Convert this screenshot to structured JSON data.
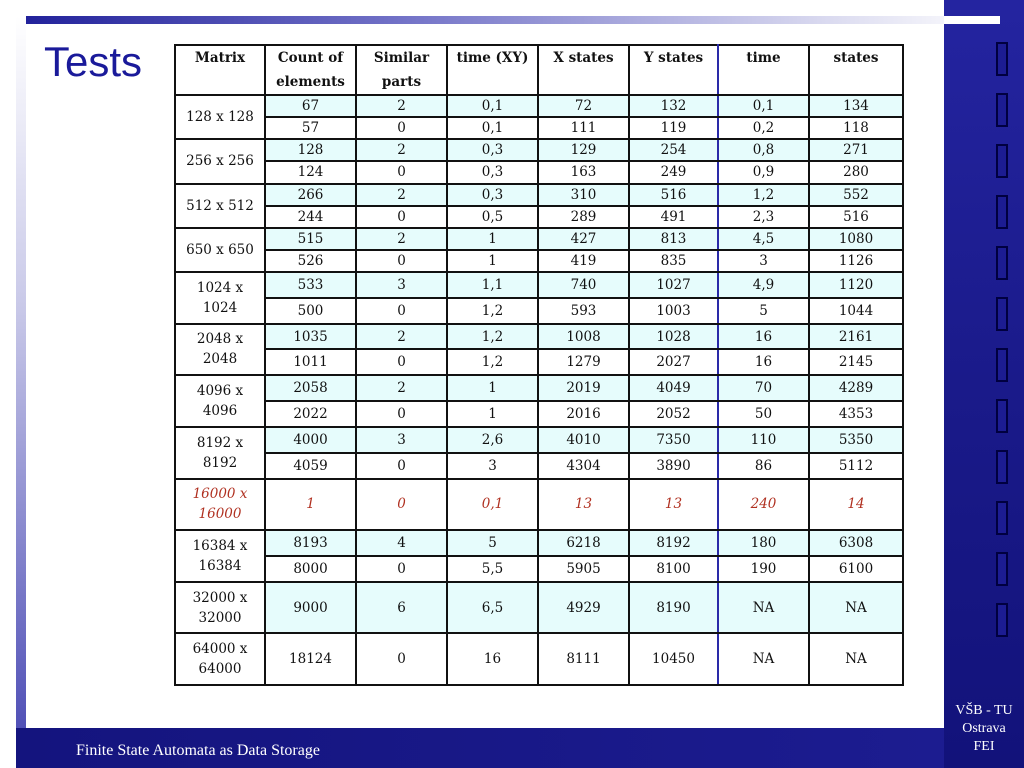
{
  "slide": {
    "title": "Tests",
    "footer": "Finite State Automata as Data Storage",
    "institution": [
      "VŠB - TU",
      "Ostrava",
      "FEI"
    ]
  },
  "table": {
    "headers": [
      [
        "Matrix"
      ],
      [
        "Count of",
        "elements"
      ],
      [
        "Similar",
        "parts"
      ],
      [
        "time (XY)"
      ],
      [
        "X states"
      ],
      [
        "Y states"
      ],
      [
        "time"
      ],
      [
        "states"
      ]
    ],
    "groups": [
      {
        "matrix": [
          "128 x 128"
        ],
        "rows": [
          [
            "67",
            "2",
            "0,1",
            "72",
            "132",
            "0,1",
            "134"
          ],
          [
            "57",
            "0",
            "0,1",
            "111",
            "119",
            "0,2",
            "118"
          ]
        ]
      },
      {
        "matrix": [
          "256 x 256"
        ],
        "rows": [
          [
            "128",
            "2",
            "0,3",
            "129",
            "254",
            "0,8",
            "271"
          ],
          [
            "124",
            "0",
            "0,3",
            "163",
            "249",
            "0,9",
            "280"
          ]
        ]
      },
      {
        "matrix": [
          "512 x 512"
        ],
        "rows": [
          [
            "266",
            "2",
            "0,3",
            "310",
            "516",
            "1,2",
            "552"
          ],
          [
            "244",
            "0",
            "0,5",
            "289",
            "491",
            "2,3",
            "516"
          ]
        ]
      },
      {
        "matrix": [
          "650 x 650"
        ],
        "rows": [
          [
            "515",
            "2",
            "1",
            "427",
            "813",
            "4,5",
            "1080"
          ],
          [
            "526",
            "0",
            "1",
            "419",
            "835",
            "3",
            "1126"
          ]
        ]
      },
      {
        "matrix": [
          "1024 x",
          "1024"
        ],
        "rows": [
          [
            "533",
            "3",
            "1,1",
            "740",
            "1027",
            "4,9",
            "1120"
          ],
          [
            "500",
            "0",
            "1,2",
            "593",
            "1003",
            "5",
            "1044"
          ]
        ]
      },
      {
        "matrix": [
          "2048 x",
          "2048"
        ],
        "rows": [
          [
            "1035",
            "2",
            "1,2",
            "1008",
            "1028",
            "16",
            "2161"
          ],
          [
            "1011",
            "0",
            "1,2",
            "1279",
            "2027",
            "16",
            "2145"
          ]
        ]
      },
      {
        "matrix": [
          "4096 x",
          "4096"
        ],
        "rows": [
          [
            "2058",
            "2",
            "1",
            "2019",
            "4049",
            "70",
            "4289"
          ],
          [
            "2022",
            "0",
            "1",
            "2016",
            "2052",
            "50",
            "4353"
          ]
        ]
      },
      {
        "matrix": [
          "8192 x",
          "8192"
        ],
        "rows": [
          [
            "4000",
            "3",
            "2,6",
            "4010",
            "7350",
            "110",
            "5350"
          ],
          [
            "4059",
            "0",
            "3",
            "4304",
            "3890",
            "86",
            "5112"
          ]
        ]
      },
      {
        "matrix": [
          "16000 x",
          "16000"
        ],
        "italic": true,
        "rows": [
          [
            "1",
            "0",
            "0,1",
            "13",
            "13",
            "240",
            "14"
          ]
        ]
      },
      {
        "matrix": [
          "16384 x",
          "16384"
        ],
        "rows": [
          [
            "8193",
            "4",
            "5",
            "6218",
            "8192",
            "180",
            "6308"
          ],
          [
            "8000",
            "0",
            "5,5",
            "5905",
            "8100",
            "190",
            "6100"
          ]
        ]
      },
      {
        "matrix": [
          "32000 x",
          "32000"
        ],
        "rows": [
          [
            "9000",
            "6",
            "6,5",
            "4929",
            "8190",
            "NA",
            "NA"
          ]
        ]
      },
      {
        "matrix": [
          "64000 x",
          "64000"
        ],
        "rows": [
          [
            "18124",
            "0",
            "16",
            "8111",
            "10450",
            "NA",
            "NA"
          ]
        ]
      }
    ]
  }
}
━━━━━━━━━━━━━━━━
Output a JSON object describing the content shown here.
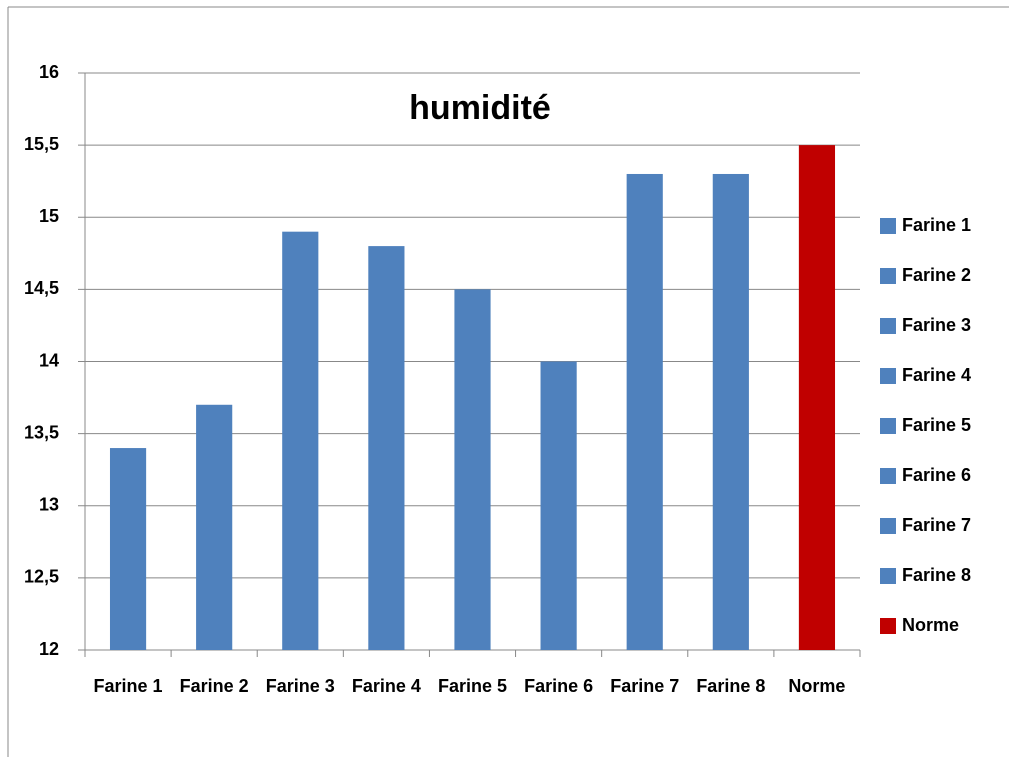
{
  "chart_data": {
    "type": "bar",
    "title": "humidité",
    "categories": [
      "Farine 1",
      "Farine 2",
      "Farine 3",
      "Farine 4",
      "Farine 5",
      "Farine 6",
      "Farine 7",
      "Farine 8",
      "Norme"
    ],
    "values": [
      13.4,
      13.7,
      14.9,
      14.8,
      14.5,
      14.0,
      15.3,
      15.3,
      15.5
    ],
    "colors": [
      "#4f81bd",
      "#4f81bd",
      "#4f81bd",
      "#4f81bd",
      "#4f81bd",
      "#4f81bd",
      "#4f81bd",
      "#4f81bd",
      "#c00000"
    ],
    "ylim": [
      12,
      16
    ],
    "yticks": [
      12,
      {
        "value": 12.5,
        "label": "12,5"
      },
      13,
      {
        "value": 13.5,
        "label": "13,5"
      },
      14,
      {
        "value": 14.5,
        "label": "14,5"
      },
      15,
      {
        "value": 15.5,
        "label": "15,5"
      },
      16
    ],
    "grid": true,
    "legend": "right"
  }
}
━━━━━━━━━━━━━━━━
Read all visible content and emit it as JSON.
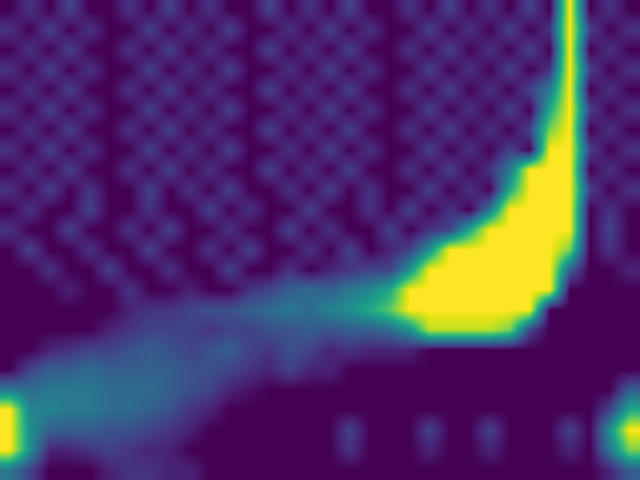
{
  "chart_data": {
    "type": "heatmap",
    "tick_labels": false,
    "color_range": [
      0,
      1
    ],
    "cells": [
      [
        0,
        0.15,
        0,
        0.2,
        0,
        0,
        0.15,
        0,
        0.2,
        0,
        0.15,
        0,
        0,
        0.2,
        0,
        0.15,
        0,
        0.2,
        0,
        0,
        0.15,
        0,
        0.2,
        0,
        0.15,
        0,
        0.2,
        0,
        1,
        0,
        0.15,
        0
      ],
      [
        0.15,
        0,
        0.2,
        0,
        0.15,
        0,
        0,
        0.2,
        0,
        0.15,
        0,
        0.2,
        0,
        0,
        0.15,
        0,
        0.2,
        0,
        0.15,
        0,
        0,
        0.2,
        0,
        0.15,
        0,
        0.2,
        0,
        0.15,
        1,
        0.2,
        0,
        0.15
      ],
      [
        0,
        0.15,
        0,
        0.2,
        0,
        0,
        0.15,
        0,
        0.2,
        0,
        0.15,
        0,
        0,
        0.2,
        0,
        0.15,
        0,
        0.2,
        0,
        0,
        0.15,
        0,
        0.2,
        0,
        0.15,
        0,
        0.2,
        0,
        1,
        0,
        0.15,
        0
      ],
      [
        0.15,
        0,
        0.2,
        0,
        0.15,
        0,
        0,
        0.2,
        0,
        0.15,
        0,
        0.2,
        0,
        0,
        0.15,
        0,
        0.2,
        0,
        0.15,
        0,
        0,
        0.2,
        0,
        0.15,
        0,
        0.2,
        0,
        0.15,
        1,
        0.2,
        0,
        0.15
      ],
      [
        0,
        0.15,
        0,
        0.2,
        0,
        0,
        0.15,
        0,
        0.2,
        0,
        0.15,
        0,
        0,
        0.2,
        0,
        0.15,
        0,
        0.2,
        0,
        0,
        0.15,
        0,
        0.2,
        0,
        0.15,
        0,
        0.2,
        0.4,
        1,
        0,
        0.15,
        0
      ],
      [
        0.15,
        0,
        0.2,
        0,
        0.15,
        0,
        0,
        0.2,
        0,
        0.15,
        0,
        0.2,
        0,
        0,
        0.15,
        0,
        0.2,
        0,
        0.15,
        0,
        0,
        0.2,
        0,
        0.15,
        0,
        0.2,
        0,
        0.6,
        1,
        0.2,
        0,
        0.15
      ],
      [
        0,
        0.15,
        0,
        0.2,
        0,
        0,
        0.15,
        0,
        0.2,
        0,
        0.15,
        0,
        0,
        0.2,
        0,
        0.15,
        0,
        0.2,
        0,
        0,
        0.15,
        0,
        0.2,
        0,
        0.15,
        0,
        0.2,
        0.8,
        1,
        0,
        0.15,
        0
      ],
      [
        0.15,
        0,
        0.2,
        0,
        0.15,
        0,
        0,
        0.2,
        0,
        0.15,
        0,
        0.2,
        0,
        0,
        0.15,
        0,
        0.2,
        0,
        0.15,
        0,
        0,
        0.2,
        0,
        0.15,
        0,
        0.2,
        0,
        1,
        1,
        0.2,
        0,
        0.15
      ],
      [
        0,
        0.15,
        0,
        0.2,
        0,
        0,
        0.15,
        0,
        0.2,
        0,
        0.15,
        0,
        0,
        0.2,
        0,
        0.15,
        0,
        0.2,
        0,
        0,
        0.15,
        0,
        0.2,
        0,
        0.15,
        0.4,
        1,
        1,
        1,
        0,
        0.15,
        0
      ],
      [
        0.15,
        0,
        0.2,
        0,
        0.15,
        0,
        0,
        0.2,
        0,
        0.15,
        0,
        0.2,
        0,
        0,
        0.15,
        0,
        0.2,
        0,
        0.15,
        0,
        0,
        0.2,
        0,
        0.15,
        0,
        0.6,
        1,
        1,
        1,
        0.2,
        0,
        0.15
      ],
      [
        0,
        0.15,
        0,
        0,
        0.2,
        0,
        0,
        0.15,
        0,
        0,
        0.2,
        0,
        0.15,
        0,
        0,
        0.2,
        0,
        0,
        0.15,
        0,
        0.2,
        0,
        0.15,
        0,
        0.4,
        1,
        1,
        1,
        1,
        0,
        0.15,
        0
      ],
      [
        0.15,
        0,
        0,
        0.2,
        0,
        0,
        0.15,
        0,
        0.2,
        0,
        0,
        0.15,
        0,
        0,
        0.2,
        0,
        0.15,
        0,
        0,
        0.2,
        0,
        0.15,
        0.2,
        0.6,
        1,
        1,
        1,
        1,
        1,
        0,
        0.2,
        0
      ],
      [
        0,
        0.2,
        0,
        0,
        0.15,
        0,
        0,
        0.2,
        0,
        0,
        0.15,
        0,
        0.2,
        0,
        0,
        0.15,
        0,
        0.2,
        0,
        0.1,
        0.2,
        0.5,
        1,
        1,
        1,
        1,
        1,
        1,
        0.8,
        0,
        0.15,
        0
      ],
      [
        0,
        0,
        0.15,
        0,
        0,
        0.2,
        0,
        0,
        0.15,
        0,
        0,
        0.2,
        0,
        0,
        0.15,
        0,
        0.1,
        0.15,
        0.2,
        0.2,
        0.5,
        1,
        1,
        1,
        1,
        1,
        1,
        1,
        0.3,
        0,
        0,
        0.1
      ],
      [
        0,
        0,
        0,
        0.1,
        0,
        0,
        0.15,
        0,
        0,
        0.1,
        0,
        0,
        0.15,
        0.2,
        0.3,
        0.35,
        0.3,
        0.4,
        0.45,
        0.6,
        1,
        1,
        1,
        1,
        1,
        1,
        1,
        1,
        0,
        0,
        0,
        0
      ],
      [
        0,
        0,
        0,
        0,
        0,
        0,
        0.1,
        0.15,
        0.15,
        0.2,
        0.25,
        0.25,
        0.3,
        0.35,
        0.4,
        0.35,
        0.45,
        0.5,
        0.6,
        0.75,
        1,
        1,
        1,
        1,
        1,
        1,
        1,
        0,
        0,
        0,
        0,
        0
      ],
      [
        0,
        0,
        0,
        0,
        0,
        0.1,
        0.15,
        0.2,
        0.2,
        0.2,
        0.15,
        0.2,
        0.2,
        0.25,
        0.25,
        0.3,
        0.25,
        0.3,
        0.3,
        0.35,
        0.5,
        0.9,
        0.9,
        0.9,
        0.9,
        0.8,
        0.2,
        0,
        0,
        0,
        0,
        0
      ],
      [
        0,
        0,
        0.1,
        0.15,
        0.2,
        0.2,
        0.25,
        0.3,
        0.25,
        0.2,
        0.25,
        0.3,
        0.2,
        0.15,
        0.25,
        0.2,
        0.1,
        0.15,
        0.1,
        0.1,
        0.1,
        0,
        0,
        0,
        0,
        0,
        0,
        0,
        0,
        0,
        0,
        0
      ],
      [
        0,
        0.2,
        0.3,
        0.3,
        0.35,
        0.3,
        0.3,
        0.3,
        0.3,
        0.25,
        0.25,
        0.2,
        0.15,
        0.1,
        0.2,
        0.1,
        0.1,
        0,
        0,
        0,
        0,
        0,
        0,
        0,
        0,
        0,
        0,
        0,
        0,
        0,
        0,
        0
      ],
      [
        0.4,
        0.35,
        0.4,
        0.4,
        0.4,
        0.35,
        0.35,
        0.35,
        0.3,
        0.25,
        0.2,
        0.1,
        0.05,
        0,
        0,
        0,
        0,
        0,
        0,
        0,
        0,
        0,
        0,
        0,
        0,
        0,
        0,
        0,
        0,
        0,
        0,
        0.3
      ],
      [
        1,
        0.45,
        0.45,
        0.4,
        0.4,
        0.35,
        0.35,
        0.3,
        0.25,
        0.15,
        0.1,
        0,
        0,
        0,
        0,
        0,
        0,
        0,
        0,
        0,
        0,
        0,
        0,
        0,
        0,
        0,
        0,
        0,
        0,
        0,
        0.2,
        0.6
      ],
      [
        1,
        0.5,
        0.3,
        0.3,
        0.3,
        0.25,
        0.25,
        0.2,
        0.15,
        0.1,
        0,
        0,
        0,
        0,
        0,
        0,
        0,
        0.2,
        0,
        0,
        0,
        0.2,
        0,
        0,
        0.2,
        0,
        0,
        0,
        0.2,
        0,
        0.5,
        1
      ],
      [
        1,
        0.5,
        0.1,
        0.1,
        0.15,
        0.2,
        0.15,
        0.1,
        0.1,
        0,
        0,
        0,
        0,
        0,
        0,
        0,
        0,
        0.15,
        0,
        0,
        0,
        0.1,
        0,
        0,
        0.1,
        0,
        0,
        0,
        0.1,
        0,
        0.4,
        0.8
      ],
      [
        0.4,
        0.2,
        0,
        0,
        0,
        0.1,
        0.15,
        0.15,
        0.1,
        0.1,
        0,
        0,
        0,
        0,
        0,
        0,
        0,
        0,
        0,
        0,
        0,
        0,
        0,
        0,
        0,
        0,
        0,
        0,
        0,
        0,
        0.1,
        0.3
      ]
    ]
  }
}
━━━━━━━━━━━━━━━━
◆ AIM
In the entries above, identify each line that includes the string "content", then copy it.

◆ RESULT BELOW
Output a JSON object describing the content shown here.
Read all visible content and emit it as JSON.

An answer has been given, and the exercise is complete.